#### [The problem]
Find the lines of data that contain the string "Consumer", then list them.
"""
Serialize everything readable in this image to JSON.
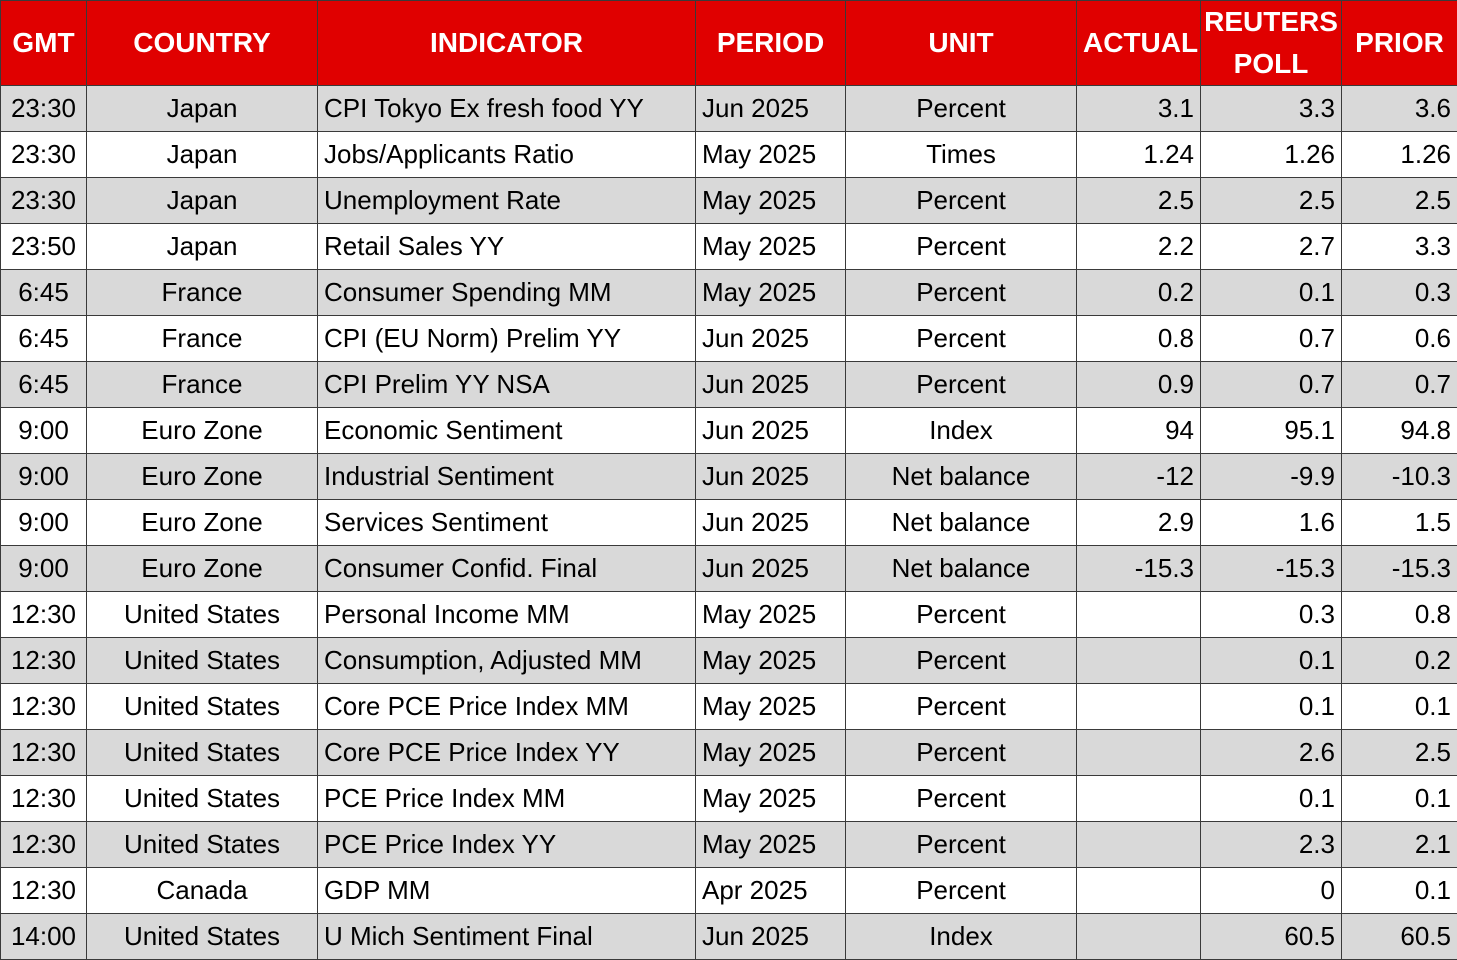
{
  "header": {
    "gmt": "GMT",
    "country": "COUNTRY",
    "indicator": "INDICATOR",
    "period": "PERIOD",
    "unit": "UNIT",
    "actual": "ACTUAL",
    "reuters_poll": "REUTERS POLL",
    "prior": "PRIOR"
  },
  "rows": [
    {
      "gmt": "23:30",
      "country": "Japan",
      "indicator": "CPI Tokyo Ex fresh food YY",
      "period": "Jun 2025",
      "unit": "Percent",
      "actual": "3.1",
      "poll": "3.3",
      "prior": "3.6"
    },
    {
      "gmt": "23:30",
      "country": "Japan",
      "indicator": "Jobs/Applicants Ratio",
      "period": "May 2025",
      "unit": "Times",
      "actual": "1.24",
      "poll": "1.26",
      "prior": "1.26"
    },
    {
      "gmt": "23:30",
      "country": "Japan",
      "indicator": "Unemployment Rate",
      "period": "May 2025",
      "unit": "Percent",
      "actual": "2.5",
      "poll": "2.5",
      "prior": "2.5"
    },
    {
      "gmt": "23:50",
      "country": "Japan",
      "indicator": "Retail Sales YY",
      "period": "May 2025",
      "unit": "Percent",
      "actual": "2.2",
      "poll": "2.7",
      "prior": "3.3"
    },
    {
      "gmt": "6:45",
      "country": "France",
      "indicator": "Consumer Spending MM",
      "period": "May 2025",
      "unit": "Percent",
      "actual": "0.2",
      "poll": "0.1",
      "prior": "0.3"
    },
    {
      "gmt": "6:45",
      "country": "France",
      "indicator": "CPI (EU Norm) Prelim YY",
      "period": "Jun 2025",
      "unit": "Percent",
      "actual": "0.8",
      "poll": "0.7",
      "prior": "0.6"
    },
    {
      "gmt": "6:45",
      "country": "France",
      "indicator": "CPI Prelim YY NSA",
      "period": "Jun 2025",
      "unit": "Percent",
      "actual": "0.9",
      "poll": "0.7",
      "prior": "0.7"
    },
    {
      "gmt": "9:00",
      "country": "Euro Zone",
      "indicator": "Economic Sentiment",
      "period": "Jun 2025",
      "unit": "Index",
      "actual": "94",
      "poll": "95.1",
      "prior": "94.8"
    },
    {
      "gmt": "9:00",
      "country": "Euro Zone",
      "indicator": "Industrial Sentiment",
      "period": "Jun 2025",
      "unit": "Net balance",
      "actual": "-12",
      "poll": "-9.9",
      "prior": "-10.3"
    },
    {
      "gmt": "9:00",
      "country": "Euro Zone",
      "indicator": "Services Sentiment",
      "period": "Jun 2025",
      "unit": "Net balance",
      "actual": "2.9",
      "poll": "1.6",
      "prior": "1.5"
    },
    {
      "gmt": "9:00",
      "country": "Euro Zone",
      "indicator": "Consumer Confid. Final",
      "period": "Jun 2025",
      "unit": "Net balance",
      "actual": "-15.3",
      "poll": "-15.3",
      "prior": "-15.3"
    },
    {
      "gmt": "12:30",
      "country": "United States",
      "indicator": "Personal Income MM",
      "period": "May 2025",
      "unit": "Percent",
      "actual": "",
      "poll": "0.3",
      "prior": "0.8"
    },
    {
      "gmt": "12:30",
      "country": "United States",
      "indicator": "Consumption, Adjusted MM",
      "period": "May 2025",
      "unit": "Percent",
      "actual": "",
      "poll": "0.1",
      "prior": "0.2"
    },
    {
      "gmt": "12:30",
      "country": "United States",
      "indicator": "Core PCE Price Index MM",
      "period": "May 2025",
      "unit": "Percent",
      "actual": "",
      "poll": "0.1",
      "prior": "0.1"
    },
    {
      "gmt": "12:30",
      "country": "United States",
      "indicator": "Core PCE Price Index YY",
      "period": "May 2025",
      "unit": "Percent",
      "actual": "",
      "poll": "2.6",
      "prior": "2.5"
    },
    {
      "gmt": "12:30",
      "country": "United States",
      "indicator": "PCE Price Index MM",
      "period": "May 2025",
      "unit": "Percent",
      "actual": "",
      "poll": "0.1",
      "prior": "0.1"
    },
    {
      "gmt": "12:30",
      "country": "United States",
      "indicator": "PCE Price Index YY",
      "period": "May 2025",
      "unit": "Percent",
      "actual": "",
      "poll": "2.3",
      "prior": "2.1"
    },
    {
      "gmt": "12:30",
      "country": "Canada",
      "indicator": "GDP MM",
      "period": "Apr 2025",
      "unit": "Percent",
      "actual": "",
      "poll": "0",
      "prior": "0.1"
    },
    {
      "gmt": "14:00",
      "country": "United States",
      "indicator": "U Mich Sentiment Final",
      "period": "Jun 2025",
      "unit": "Index",
      "actual": "",
      "poll": "60.5",
      "prior": "60.5"
    }
  ],
  "colors": {
    "header_bg": "#e00000",
    "header_text": "#ffffff",
    "row_shade": "#d9d9d9",
    "row_plain": "#ffffff",
    "border": "#3a3a3a"
  }
}
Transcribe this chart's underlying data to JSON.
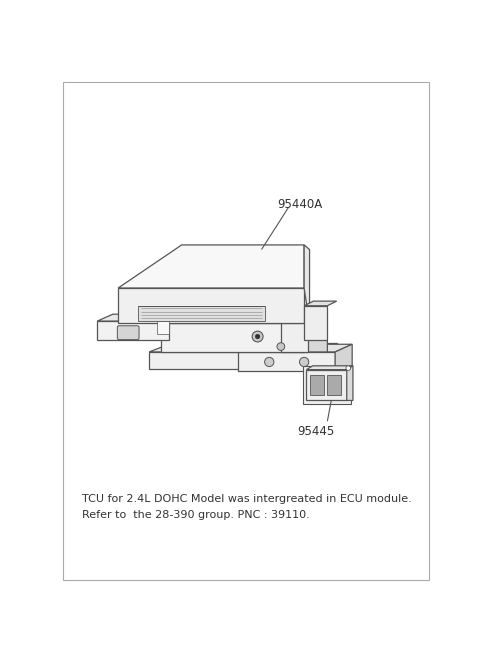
{
  "background_color": "#ffffff",
  "line_color": "#555555",
  "line_width": 0.9,
  "label_95440A": "95440A",
  "label_95445": "95445",
  "note_line1": "TCU for 2.4L DOHC Model was intergreated in ECU module.",
  "note_line2": "Refer to  the 28-390 group. PNC : 39110.",
  "note_fontsize": 8.0,
  "label_fontsize": 8.5,
  "face_top": "#f8f8f8",
  "face_front": "#f0f0f0",
  "face_right": "#e8e8e8",
  "face_bracket": "#eeeeee",
  "face_dark": "#d8d8d8"
}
"""
#### [Reply]
      "indicator": "Consumer Spending MM",
      "indicator": "Consumer Confid. Final",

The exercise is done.